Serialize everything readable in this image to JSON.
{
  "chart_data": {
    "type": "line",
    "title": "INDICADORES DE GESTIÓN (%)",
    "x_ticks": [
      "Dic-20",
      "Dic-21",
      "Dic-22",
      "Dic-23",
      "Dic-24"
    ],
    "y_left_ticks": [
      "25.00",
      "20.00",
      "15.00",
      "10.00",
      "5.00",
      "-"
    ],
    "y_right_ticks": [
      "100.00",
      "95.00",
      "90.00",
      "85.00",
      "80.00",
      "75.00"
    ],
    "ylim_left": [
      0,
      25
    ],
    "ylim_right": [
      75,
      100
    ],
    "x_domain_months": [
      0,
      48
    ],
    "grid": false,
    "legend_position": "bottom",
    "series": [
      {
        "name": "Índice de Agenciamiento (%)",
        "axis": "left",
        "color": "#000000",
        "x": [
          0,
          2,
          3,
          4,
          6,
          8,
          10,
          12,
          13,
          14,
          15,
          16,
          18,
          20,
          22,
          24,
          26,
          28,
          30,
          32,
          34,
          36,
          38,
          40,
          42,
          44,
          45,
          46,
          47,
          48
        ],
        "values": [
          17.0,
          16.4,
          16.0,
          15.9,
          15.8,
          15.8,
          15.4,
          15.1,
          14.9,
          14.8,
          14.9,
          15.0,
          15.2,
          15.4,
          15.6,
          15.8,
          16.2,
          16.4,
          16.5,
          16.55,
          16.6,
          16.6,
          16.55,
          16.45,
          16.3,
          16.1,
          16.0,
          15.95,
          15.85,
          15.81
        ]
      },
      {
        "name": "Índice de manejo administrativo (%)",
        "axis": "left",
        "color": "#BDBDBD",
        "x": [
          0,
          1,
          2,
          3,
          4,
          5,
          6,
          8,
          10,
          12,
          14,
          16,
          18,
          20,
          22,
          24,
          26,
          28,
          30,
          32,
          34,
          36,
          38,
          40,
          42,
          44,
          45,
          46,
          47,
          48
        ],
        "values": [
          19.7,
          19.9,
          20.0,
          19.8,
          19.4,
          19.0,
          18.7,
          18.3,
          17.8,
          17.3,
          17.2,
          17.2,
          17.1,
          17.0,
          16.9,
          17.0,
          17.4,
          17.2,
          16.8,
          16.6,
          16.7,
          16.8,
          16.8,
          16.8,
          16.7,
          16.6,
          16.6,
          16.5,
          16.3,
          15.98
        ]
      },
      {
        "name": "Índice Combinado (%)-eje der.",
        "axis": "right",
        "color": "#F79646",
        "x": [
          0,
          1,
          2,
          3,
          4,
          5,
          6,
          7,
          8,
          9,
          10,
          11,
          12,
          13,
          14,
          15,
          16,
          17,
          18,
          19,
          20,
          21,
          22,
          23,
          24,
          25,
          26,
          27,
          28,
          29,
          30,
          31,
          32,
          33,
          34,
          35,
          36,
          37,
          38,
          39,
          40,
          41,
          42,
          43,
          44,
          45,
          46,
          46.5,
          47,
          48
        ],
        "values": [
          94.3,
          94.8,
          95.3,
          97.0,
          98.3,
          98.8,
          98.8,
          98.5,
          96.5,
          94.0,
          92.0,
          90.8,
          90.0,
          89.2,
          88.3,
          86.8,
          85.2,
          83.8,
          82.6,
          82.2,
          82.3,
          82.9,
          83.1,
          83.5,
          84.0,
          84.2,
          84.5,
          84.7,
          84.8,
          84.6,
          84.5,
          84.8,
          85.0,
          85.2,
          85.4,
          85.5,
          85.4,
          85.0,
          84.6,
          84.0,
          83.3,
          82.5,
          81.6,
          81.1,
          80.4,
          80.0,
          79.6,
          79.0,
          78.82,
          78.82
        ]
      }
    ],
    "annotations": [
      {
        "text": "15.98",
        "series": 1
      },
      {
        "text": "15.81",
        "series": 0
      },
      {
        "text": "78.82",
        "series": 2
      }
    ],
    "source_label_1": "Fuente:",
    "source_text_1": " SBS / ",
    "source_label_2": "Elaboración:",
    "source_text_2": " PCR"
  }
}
■ ■ ■ ■ ■
- _Exercise directions_
Calculate how many lines of the material include the string "color", and state that number by itself.

- _Result of the task_
3